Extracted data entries

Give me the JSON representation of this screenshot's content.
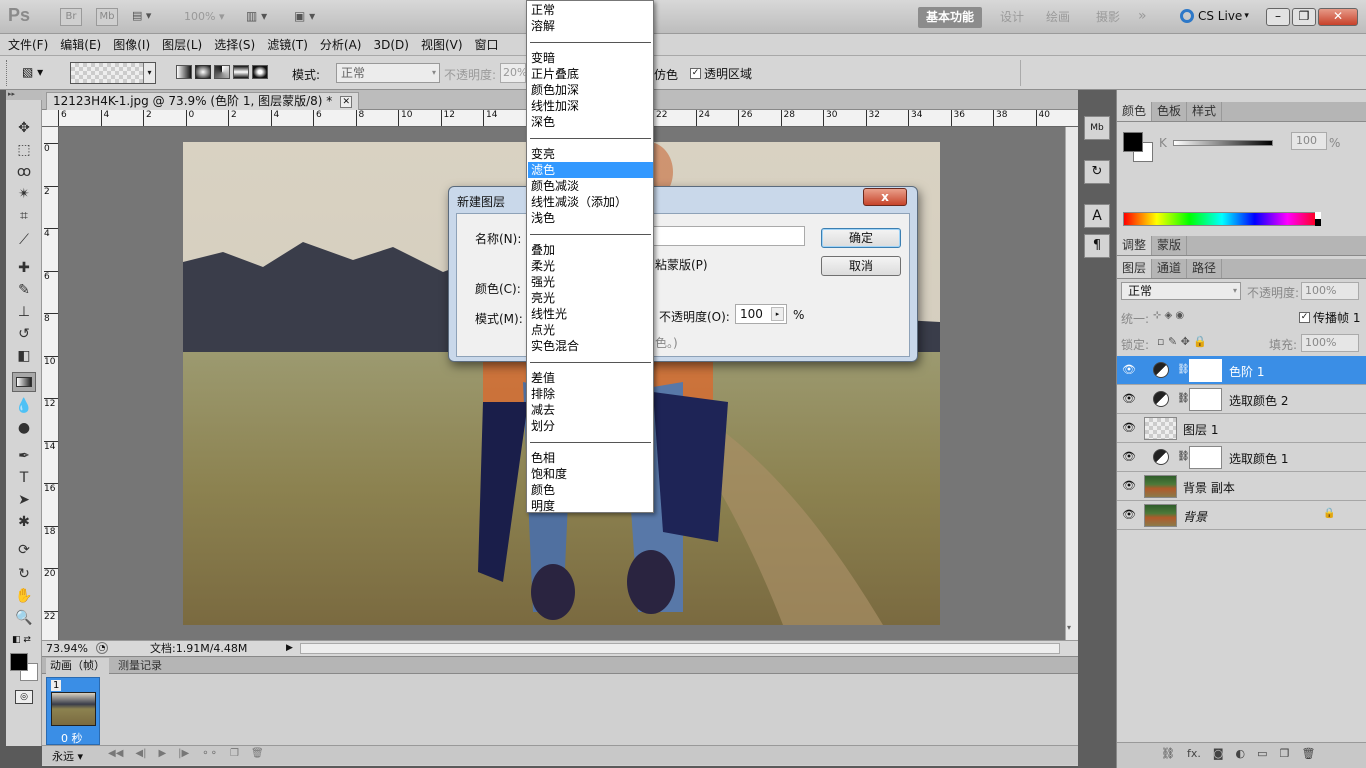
{
  "titlebar": {
    "app_logo": "Ps",
    "bridge": "Br",
    "mini_bridge": "Mb",
    "zoom": "100%",
    "workspaces": [
      "基本功能",
      "设计",
      "绘画",
      "摄影"
    ],
    "active_workspace": "基本功能",
    "cslive": "CS Live",
    "more": "»"
  },
  "menubar": [
    "文件(F)",
    "编辑(E)",
    "图像(I)",
    "图层(L)",
    "选择(S)",
    "滤镜(T)",
    "分析(A)",
    "3D(D)",
    "视图(V)",
    "窗口"
  ],
  "options": {
    "mode_label": "模式:",
    "mode_value": "正常",
    "opacity_label": "不透明度:",
    "opacity_value": "20%",
    "dither_tail": "仿色",
    "transparency": "透明区域"
  },
  "document": {
    "tab_title": "12123H4K-1.jpg @ 73.9% (色阶 1, 图层蒙版/8) *",
    "ruler_top": [
      "6",
      "4",
      "2",
      "0",
      "2",
      "4",
      "6",
      "8",
      "10",
      "12",
      "14",
      "16",
      "18",
      "20",
      "22",
      "24",
      "26",
      "28",
      "30",
      "32",
      "34",
      "36",
      "38",
      "40"
    ],
    "ruler_left": [
      "0",
      "2",
      "4",
      "6",
      "8",
      "10",
      "12",
      "14",
      "16",
      "18",
      "20",
      "22"
    ],
    "zoom": "73.94%",
    "doc_info": "文档:1.91M/4.48M"
  },
  "dialog": {
    "title": "新建图层",
    "name_label": "名称(N):",
    "color_label": "颜色(C):",
    "mode_label": "模式(M):",
    "clip_tail": "粘蒙版(P)",
    "opacity_label": "不透明度(O):",
    "opacity_value": "100",
    "percent": "%",
    "note_tail": "色。)",
    "ok": "确定",
    "cancel": "取消",
    "close": "x"
  },
  "blend_modes": {
    "groups": [
      [
        "正常",
        "溶解"
      ],
      [
        "变暗",
        "正片叠底",
        "颜色加深",
        "线性加深",
        "深色"
      ],
      [
        "变亮",
        "滤色",
        "颜色减淡",
        "线性减淡（添加）",
        "浅色"
      ],
      [
        "叠加",
        "柔光",
        "强光",
        "亮光",
        "线性光",
        "点光",
        "实色混合"
      ],
      [
        "差值",
        "排除",
        "减去",
        "划分"
      ],
      [
        "色相",
        "饱和度",
        "颜色",
        "明度"
      ]
    ],
    "highlighted": "滤色"
  },
  "animation": {
    "tabs": [
      "动画（帧）",
      "测量记录"
    ],
    "frame_number": "1",
    "frame_delay": "0 秒",
    "loop": "永远"
  },
  "panels": {
    "color_tabs": [
      "颜色",
      "色板",
      "样式"
    ],
    "k_label": "K",
    "k_value": "100",
    "k_unit": "%",
    "adj_tabs": [
      "调整",
      "蒙版"
    ],
    "layer_tabs": [
      "图层",
      "通道",
      "路径"
    ],
    "blend": "正常",
    "opacity_label": "不透明度:",
    "opacity_value": "100%",
    "unify_label": "统一:",
    "propagate": "传播帧 1",
    "lock_label": "锁定:",
    "fill_label": "填充:",
    "fill_value": "100%",
    "layers": [
      {
        "name": "色阶 1",
        "kind": "adjustment",
        "selected": true
      },
      {
        "name": "选取颜色 2",
        "kind": "adjustment",
        "selected": false
      },
      {
        "name": "图层 1",
        "kind": "transparent",
        "selected": false
      },
      {
        "name": "选取颜色 1",
        "kind": "adjustment",
        "selected": false
      },
      {
        "name": "背景 副本",
        "kind": "photo",
        "selected": false
      },
      {
        "name": "背景",
        "kind": "photo-locked",
        "selected": false
      }
    ],
    "bottom_icons": [
      "link-icon",
      "fx-icon",
      "mask-icon",
      "adjustment-icon",
      "group-icon",
      "new-layer-icon",
      "trash-icon"
    ],
    "fx": "fx."
  },
  "colors": {
    "selection_blue": "#3a8ee6",
    "menu_highlight": "#3399ff",
    "panel_gray": "#d4d4d4"
  }
}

WORK TO COMPLETE: Copy all the lines of data exactly as they appear, dropping any images.

REPLY:
Give me the JSON representation of this screenshot's content.
{
  "titlebar": {
    "app_logo": "Ps",
    "bridge": "Br",
    "mini_bridge": "Mb",
    "zoom": "100%",
    "workspaces": [
      "基本功能",
      "设计",
      "绘画",
      "摄影"
    ],
    "active_workspace": "基本功能",
    "cslive": "CS Live",
    "more": "»"
  },
  "menubar": [
    "文件(F)",
    "编辑(E)",
    "图像(I)",
    "图层(L)",
    "选择(S)",
    "滤镜(T)",
    "分析(A)",
    "3D(D)",
    "视图(V)",
    "窗口"
  ],
  "options": {
    "mode_label": "模式:",
    "mode_value": "正常",
    "opacity_label": "不透明度:",
    "opacity_value": "20%",
    "dither_tail": "仿色",
    "transparency": "透明区域"
  },
  "document": {
    "tab_title": "12123H4K-1.jpg @ 73.9% (色阶 1, 图层蒙版/8) *",
    "ruler_top": [
      "6",
      "4",
      "2",
      "0",
      "2",
      "4",
      "6",
      "8",
      "10",
      "12",
      "14",
      "16",
      "18",
      "20",
      "22",
      "24",
      "26",
      "28",
      "30",
      "32",
      "34",
      "36",
      "38",
      "40"
    ],
    "ruler_left": [
      "0",
      "2",
      "4",
      "6",
      "8",
      "10",
      "12",
      "14",
      "16",
      "18",
      "20",
      "22"
    ],
    "zoom": "73.94%",
    "doc_info": "文档:1.91M/4.48M"
  },
  "dialog": {
    "title": "新建图层",
    "name_label": "名称(N):",
    "color_label": "颜色(C):",
    "mode_label": "模式(M):",
    "clip_tail": "粘蒙版(P)",
    "opacity_label": "不透明度(O):",
    "opacity_value": "100",
    "percent": "%",
    "note_tail": "色。)",
    "ok": "确定",
    "cancel": "取消",
    "close": "x"
  },
  "blend_modes": {
    "groups": [
      [
        "正常",
        "溶解"
      ],
      [
        "变暗",
        "正片叠底",
        "颜色加深",
        "线性加深",
        "深色"
      ],
      [
        "变亮",
        "滤色",
        "颜色减淡",
        "线性减淡（添加）",
        "浅色"
      ],
      [
        "叠加",
        "柔光",
        "强光",
        "亮光",
        "线性光",
        "点光",
        "实色混合"
      ],
      [
        "差值",
        "排除",
        "减去",
        "划分"
      ],
      [
        "色相",
        "饱和度",
        "颜色",
        "明度"
      ]
    ],
    "highlighted": "滤色"
  },
  "animation": {
    "tabs": [
      "动画（帧）",
      "测量记录"
    ],
    "frame_number": "1",
    "frame_delay": "0 秒",
    "loop": "永远"
  },
  "panels": {
    "color_tabs": [
      "颜色",
      "色板",
      "样式"
    ],
    "k_label": "K",
    "k_value": "100",
    "k_unit": "%",
    "adj_tabs": [
      "调整",
      "蒙版"
    ],
    "layer_tabs": [
      "图层",
      "通道",
      "路径"
    ],
    "blend": "正常",
    "opacity_label": "不透明度:",
    "opacity_value": "100%",
    "unify_label": "统一:",
    "propagate": "传播帧 1",
    "lock_label": "锁定:",
    "fill_label": "填充:",
    "fill_value": "100%",
    "layers": [
      {
        "name": "色阶 1",
        "kind": "adjustment",
        "selected": true
      },
      {
        "name": "选取颜色 2",
        "kind": "adjustment",
        "selected": false
      },
      {
        "name": "图层 1",
        "kind": "transparent",
        "selected": false
      },
      {
        "name": "选取颜色 1",
        "kind": "adjustment",
        "selected": false
      },
      {
        "name": "背景 副本",
        "kind": "photo",
        "selected": false
      },
      {
        "name": "背景",
        "kind": "photo-locked",
        "selected": false
      }
    ],
    "bottom_icons": [
      "link-icon",
      "fx-icon",
      "mask-icon",
      "adjustment-icon",
      "group-icon",
      "new-layer-icon",
      "trash-icon"
    ],
    "fx": "fx."
  },
  "colors": {
    "selection_blue": "#3a8ee6",
    "menu_highlight": "#3399ff",
    "panel_gray": "#d4d4d4"
  }
}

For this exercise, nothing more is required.